*To do*: Set down all of the data exactly as it appears.

*Records shown*:
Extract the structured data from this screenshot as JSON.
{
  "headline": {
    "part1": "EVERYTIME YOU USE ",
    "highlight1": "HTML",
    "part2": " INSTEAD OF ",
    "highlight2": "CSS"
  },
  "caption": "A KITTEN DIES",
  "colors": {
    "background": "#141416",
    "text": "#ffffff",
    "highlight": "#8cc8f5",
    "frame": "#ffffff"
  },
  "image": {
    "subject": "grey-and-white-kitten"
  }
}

*Full solution*:
Extract the structured data from this screenshot as JSON.
{
  "headline": {
    "part1": "EVERYTIME YOU USE ",
    "highlight1": "HTML",
    "part2": " INSTEAD OF ",
    "highlight2": "CSS"
  },
  "caption": "A KITTEN DIES",
  "colors": {
    "background": "#141416",
    "text": "#ffffff",
    "highlight": "#8cc8f5",
    "frame": "#ffffff"
  },
  "image": {
    "subject": "grey-and-white-kitten"
  }
}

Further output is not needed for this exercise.